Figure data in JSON
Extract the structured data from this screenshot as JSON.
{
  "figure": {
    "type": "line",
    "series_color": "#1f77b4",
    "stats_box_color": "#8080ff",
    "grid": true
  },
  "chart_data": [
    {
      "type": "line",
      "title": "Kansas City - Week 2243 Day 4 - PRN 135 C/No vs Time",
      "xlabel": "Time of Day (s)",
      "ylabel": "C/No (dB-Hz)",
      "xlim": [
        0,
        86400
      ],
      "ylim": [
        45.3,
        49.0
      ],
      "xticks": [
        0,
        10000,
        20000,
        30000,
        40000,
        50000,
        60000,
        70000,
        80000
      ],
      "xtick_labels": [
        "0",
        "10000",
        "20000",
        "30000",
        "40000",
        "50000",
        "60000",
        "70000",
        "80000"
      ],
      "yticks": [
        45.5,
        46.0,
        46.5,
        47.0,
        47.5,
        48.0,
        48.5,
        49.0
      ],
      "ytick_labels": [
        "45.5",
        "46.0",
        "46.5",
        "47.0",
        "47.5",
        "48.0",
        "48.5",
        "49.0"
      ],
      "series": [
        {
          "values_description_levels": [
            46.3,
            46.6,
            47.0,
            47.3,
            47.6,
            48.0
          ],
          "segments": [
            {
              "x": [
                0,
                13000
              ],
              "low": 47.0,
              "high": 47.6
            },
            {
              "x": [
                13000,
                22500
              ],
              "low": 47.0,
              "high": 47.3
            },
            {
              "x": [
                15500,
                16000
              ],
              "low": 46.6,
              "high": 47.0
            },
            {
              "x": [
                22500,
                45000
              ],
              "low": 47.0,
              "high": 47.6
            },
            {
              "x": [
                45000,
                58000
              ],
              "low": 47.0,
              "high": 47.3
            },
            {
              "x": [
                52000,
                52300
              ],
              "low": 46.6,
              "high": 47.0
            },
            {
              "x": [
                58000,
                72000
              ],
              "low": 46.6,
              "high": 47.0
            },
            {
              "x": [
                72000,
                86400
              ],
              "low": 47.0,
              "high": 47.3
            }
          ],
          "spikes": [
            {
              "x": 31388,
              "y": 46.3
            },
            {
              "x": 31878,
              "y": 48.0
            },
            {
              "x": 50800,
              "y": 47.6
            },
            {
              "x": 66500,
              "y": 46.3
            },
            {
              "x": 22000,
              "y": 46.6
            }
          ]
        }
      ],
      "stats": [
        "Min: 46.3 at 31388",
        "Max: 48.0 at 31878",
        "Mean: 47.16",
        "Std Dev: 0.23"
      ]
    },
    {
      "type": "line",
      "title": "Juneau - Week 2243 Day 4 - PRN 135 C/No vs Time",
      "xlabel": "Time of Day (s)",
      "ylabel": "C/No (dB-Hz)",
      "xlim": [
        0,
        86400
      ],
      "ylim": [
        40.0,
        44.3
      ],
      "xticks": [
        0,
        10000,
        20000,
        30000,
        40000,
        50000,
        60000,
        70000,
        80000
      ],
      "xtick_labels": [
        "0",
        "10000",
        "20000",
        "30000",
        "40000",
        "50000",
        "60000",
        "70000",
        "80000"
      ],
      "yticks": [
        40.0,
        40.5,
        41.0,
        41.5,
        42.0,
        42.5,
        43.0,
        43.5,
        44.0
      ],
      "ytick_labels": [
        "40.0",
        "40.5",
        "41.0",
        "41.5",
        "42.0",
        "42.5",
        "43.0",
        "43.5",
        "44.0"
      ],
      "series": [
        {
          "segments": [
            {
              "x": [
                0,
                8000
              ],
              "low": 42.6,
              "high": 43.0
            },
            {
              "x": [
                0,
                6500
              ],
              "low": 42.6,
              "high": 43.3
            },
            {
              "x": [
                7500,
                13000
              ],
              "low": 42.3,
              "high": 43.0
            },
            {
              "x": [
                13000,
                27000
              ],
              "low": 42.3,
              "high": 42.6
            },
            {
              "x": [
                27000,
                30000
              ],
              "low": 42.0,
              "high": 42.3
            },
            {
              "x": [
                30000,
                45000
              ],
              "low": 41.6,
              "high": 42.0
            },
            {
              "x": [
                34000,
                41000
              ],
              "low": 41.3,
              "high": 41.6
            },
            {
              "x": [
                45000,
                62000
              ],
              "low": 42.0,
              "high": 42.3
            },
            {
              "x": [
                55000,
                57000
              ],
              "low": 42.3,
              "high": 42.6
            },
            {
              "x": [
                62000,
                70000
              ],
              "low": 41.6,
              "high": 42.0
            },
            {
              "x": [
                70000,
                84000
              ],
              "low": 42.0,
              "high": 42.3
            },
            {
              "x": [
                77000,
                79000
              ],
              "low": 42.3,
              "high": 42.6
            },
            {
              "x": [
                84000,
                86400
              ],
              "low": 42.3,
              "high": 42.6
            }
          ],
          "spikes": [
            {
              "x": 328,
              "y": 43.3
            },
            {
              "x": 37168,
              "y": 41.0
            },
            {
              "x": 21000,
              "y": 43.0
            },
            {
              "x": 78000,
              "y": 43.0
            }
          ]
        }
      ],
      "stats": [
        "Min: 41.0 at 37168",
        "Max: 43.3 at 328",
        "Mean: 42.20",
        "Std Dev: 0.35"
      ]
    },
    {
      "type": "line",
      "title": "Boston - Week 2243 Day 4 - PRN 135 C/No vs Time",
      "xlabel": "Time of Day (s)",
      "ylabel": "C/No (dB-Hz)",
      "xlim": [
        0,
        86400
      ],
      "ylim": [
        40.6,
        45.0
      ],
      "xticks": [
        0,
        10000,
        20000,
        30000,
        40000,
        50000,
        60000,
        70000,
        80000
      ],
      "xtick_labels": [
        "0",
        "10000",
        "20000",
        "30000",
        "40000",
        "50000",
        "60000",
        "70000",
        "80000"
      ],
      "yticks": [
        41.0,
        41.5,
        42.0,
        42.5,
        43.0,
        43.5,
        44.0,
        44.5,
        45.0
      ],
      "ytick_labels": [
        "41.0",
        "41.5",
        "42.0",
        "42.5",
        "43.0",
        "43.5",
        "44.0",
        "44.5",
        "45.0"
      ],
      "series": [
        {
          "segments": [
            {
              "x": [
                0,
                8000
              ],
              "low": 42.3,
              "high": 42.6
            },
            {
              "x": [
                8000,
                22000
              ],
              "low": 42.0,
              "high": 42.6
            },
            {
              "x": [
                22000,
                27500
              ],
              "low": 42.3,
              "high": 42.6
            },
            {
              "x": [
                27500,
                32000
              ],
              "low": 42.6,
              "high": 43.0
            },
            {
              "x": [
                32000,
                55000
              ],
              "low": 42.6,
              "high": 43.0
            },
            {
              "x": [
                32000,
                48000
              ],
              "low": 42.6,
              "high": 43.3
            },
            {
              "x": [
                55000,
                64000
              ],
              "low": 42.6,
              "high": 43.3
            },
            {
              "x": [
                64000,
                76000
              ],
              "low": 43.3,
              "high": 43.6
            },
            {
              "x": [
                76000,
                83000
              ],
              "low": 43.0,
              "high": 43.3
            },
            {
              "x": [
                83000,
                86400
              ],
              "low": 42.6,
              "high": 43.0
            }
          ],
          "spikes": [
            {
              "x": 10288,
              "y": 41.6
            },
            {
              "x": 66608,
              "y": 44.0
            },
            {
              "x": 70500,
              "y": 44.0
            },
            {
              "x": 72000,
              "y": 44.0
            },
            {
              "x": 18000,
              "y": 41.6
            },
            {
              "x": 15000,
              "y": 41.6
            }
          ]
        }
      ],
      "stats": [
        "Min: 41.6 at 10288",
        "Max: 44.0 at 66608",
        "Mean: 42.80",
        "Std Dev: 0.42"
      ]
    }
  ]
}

**Instructions to follow**.
Return the listing above in full, character for character.

**Solution to this problem**.
Extract the structured data from this screenshot as JSON.
{
  "figure": {
    "type": "line",
    "series_color": "#1f77b4",
    "stats_box_color": "#8080ff",
    "grid": true
  },
  "chart_data": [
    {
      "type": "line",
      "title": "Kansas City - Week 2243 Day 4 - PRN 135 C/No vs Time",
      "xlabel": "Time of Day (s)",
      "ylabel": "C/No (dB-Hz)",
      "xlim": [
        0,
        86400
      ],
      "ylim": [
        45.3,
        49.0
      ],
      "xticks": [
        0,
        10000,
        20000,
        30000,
        40000,
        50000,
        60000,
        70000,
        80000
      ],
      "xtick_labels": [
        "0",
        "10000",
        "20000",
        "30000",
        "40000",
        "50000",
        "60000",
        "70000",
        "80000"
      ],
      "yticks": [
        45.5,
        46.0,
        46.5,
        47.0,
        47.5,
        48.0,
        48.5,
        49.0
      ],
      "ytick_labels": [
        "45.5",
        "46.0",
        "46.5",
        "47.0",
        "47.5",
        "48.0",
        "48.5",
        "49.0"
      ],
      "series": [
        {
          "values_description_levels": [
            46.3,
            46.6,
            47.0,
            47.3,
            47.6,
            48.0
          ],
          "segments": [
            {
              "x": [
                0,
                13000
              ],
              "low": 47.0,
              "high": 47.6
            },
            {
              "x": [
                13000,
                22500
              ],
              "low": 47.0,
              "high": 47.3
            },
            {
              "x": [
                15500,
                16000
              ],
              "low": 46.6,
              "high": 47.0
            },
            {
              "x": [
                22500,
                45000
              ],
              "low": 47.0,
              "high": 47.6
            },
            {
              "x": [
                45000,
                58000
              ],
              "low": 47.0,
              "high": 47.3
            },
            {
              "x": [
                52000,
                52300
              ],
              "low": 46.6,
              "high": 47.0
            },
            {
              "x": [
                58000,
                72000
              ],
              "low": 46.6,
              "high": 47.0
            },
            {
              "x": [
                72000,
                86400
              ],
              "low": 47.0,
              "high": 47.3
            }
          ],
          "spikes": [
            {
              "x": 31388,
              "y": 46.3
            },
            {
              "x": 31878,
              "y": 48.0
            },
            {
              "x": 50800,
              "y": 47.6
            },
            {
              "x": 66500,
              "y": 46.3
            },
            {
              "x": 22000,
              "y": 46.6
            }
          ]
        }
      ],
      "stats": [
        "Min: 46.3 at 31388",
        "Max: 48.0 at 31878",
        "Mean: 47.16",
        "Std Dev: 0.23"
      ]
    },
    {
      "type": "line",
      "title": "Juneau - Week 2243 Day 4 - PRN 135 C/No vs Time",
      "xlabel": "Time of Day (s)",
      "ylabel": "C/No (dB-Hz)",
      "xlim": [
        0,
        86400
      ],
      "ylim": [
        40.0,
        44.3
      ],
      "xticks": [
        0,
        10000,
        20000,
        30000,
        40000,
        50000,
        60000,
        70000,
        80000
      ],
      "xtick_labels": [
        "0",
        "10000",
        "20000",
        "30000",
        "40000",
        "50000",
        "60000",
        "70000",
        "80000"
      ],
      "yticks": [
        40.0,
        40.5,
        41.0,
        41.5,
        42.0,
        42.5,
        43.0,
        43.5,
        44.0
      ],
      "ytick_labels": [
        "40.0",
        "40.5",
        "41.0",
        "41.5",
        "42.0",
        "42.5",
        "43.0",
        "43.5",
        "44.0"
      ],
      "series": [
        {
          "segments": [
            {
              "x": [
                0,
                8000
              ],
              "low": 42.6,
              "high": 43.0
            },
            {
              "x": [
                0,
                6500
              ],
              "low": 42.6,
              "high": 43.3
            },
            {
              "x": [
                7500,
                13000
              ],
              "low": 42.3,
              "high": 43.0
            },
            {
              "x": [
                13000,
                27000
              ],
              "low": 42.3,
              "high": 42.6
            },
            {
              "x": [
                27000,
                30000
              ],
              "low": 42.0,
              "high": 42.3
            },
            {
              "x": [
                30000,
                45000
              ],
              "low": 41.6,
              "high": 42.0
            },
            {
              "x": [
                34000,
                41000
              ],
              "low": 41.3,
              "high": 41.6
            },
            {
              "x": [
                45000,
                62000
              ],
              "low": 42.0,
              "high": 42.3
            },
            {
              "x": [
                55000,
                57000
              ],
              "low": 42.3,
              "high": 42.6
            },
            {
              "x": [
                62000,
                70000
              ],
              "low": 41.6,
              "high": 42.0
            },
            {
              "x": [
                70000,
                84000
              ],
              "low": 42.0,
              "high": 42.3
            },
            {
              "x": [
                77000,
                79000
              ],
              "low": 42.3,
              "high": 42.6
            },
            {
              "x": [
                84000,
                86400
              ],
              "low": 42.3,
              "high": 42.6
            }
          ],
          "spikes": [
            {
              "x": 328,
              "y": 43.3
            },
            {
              "x": 37168,
              "y": 41.0
            },
            {
              "x": 21000,
              "y": 43.0
            },
            {
              "x": 78000,
              "y": 43.0
            }
          ]
        }
      ],
      "stats": [
        "Min: 41.0 at 37168",
        "Max: 43.3 at 328",
        "Mean: 42.20",
        "Std Dev: 0.35"
      ]
    },
    {
      "type": "line",
      "title": "Boston - Week 2243 Day 4 - PRN 135 C/No vs Time",
      "xlabel": "Time of Day (s)",
      "ylabel": "C/No (dB-Hz)",
      "xlim": [
        0,
        86400
      ],
      "ylim": [
        40.6,
        45.0
      ],
      "xticks": [
        0,
        10000,
        20000,
        30000,
        40000,
        50000,
        60000,
        70000,
        80000
      ],
      "xtick_labels": [
        "0",
        "10000",
        "20000",
        "30000",
        "40000",
        "50000",
        "60000",
        "70000",
        "80000"
      ],
      "yticks": [
        41.0,
        41.5,
        42.0,
        42.5,
        43.0,
        43.5,
        44.0,
        44.5,
        45.0
      ],
      "ytick_labels": [
        "41.0",
        "41.5",
        "42.0",
        "42.5",
        "43.0",
        "43.5",
        "44.0",
        "44.5",
        "45.0"
      ],
      "series": [
        {
          "segments": [
            {
              "x": [
                0,
                8000
              ],
              "low": 42.3,
              "high": 42.6
            },
            {
              "x": [
                8000,
                22000
              ],
              "low": 42.0,
              "high": 42.6
            },
            {
              "x": [
                22000,
                27500
              ],
              "low": 42.3,
              "high": 42.6
            },
            {
              "x": [
                27500,
                32000
              ],
              "low": 42.6,
              "high": 43.0
            },
            {
              "x": [
                32000,
                55000
              ],
              "low": 42.6,
              "high": 43.0
            },
            {
              "x": [
                32000,
                48000
              ],
              "low": 42.6,
              "high": 43.3
            },
            {
              "x": [
                55000,
                64000
              ],
              "low": 42.6,
              "high": 43.3
            },
            {
              "x": [
                64000,
                76000
              ],
              "low": 43.3,
              "high": 43.6
            },
            {
              "x": [
                76000,
                83000
              ],
              "low": 43.0,
              "high": 43.3
            },
            {
              "x": [
                83000,
                86400
              ],
              "low": 42.6,
              "high": 43.0
            }
          ],
          "spikes": [
            {
              "x": 10288,
              "y": 41.6
            },
            {
              "x": 66608,
              "y": 44.0
            },
            {
              "x": 70500,
              "y": 44.0
            },
            {
              "x": 72000,
              "y": 44.0
            },
            {
              "x": 18000,
              "y": 41.6
            },
            {
              "x": 15000,
              "y": 41.6
            }
          ]
        }
      ],
      "stats": [
        "Min: 41.6 at 10288",
        "Max: 44.0 at 66608",
        "Mean: 42.80",
        "Std Dev: 0.42"
      ]
    }
  ]
}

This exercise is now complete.